REQUIRED WORK: Identify each line holding the string "Framework" and copy it.

── DATASET CONTENT

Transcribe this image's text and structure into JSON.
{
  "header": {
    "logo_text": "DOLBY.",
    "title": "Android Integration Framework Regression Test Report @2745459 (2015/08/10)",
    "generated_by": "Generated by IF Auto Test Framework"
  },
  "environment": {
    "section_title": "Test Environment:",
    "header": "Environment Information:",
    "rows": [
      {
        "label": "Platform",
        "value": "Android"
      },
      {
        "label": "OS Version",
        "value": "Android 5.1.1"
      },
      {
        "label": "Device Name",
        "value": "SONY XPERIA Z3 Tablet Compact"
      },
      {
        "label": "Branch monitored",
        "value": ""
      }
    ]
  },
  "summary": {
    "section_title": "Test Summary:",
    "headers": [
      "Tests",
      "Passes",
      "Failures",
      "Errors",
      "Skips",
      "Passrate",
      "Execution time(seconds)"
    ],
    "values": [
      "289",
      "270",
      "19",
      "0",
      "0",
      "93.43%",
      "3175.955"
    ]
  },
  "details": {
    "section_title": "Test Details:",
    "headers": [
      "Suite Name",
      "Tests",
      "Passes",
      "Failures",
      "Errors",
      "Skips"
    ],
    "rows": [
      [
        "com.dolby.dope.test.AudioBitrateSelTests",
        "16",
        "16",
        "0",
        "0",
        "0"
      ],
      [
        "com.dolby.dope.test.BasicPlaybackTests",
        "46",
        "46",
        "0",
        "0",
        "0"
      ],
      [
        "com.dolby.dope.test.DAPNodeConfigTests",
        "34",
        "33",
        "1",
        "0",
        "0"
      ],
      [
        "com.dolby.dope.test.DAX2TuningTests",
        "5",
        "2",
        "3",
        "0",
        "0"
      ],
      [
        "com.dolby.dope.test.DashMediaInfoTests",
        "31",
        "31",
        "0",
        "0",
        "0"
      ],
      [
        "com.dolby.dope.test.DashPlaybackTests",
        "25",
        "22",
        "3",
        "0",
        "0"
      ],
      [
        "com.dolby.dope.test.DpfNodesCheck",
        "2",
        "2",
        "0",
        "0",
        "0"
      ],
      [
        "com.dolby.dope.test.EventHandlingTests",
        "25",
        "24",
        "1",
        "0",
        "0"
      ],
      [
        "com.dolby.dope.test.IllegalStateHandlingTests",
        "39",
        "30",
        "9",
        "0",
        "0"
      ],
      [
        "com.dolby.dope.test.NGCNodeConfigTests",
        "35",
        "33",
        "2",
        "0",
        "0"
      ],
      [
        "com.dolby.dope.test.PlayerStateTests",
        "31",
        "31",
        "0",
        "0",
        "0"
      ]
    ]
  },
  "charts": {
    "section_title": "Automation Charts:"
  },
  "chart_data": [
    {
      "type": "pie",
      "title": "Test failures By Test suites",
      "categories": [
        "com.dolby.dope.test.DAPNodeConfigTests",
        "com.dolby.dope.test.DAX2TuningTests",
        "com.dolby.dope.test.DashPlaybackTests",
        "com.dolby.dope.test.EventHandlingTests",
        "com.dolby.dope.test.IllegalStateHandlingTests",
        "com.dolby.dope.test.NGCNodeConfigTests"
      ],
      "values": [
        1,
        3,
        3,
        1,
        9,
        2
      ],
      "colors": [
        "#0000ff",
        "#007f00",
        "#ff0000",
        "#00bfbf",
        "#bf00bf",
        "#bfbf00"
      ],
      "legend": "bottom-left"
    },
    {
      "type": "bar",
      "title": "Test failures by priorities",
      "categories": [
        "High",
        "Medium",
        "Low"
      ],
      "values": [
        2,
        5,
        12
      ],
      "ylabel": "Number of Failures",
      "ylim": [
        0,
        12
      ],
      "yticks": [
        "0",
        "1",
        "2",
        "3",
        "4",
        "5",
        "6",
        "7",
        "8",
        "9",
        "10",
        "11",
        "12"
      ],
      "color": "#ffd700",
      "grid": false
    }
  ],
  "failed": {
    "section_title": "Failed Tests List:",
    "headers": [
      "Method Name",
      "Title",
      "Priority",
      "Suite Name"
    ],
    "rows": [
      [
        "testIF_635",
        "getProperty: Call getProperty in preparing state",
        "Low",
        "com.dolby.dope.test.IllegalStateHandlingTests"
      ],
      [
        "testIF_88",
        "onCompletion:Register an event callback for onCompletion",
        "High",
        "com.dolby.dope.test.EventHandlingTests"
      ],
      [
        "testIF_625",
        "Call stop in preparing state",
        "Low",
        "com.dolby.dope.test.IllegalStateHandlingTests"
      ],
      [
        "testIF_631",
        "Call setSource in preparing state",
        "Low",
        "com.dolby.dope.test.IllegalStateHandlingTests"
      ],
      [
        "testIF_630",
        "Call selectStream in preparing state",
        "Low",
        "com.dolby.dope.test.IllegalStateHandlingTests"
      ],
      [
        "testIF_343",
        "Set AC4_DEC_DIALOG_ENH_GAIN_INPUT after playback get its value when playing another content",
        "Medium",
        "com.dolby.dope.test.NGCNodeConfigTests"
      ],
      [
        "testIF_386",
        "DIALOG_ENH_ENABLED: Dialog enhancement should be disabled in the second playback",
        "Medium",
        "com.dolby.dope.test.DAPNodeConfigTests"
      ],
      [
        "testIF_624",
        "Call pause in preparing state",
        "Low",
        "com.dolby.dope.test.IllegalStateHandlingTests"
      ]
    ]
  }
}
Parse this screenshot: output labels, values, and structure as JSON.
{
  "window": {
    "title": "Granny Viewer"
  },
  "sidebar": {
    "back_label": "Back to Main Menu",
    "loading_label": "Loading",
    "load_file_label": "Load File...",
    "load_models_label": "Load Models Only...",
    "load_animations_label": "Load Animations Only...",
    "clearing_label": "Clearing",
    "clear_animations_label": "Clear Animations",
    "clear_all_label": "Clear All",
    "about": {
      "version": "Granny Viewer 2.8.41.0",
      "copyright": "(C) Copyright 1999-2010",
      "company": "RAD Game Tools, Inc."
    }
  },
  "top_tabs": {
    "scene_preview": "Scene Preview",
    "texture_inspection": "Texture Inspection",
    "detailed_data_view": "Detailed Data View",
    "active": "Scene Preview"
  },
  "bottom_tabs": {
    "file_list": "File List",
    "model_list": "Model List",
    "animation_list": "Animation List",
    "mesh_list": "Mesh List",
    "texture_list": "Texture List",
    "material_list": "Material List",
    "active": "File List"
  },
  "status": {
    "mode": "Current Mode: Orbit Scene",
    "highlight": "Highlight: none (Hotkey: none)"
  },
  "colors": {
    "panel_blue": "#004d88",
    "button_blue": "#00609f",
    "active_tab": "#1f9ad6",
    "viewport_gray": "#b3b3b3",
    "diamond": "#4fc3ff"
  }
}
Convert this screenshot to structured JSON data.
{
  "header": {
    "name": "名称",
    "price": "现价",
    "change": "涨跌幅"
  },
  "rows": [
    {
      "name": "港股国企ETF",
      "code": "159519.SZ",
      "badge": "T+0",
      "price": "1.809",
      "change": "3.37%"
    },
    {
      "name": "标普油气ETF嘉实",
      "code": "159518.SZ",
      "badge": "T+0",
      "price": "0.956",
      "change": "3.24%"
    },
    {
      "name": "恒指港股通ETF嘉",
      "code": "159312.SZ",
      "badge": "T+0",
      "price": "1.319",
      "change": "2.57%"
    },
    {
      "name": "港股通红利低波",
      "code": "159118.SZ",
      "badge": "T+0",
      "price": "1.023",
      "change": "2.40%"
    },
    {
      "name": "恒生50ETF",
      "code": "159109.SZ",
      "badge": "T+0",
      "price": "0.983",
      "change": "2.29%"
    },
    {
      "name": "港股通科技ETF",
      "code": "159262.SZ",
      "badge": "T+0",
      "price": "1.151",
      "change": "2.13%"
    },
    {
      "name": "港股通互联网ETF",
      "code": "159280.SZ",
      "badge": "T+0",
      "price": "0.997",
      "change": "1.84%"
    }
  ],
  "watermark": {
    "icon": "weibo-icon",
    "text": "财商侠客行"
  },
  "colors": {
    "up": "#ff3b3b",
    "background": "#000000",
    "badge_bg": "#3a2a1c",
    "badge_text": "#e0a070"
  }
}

────

RESULT OF THIS TASK:
    "title": "Android Integration Framework Regression Test Report @2745459 (2015/08/10)",
    "generated_by": "Generated by IF Auto Test Framework"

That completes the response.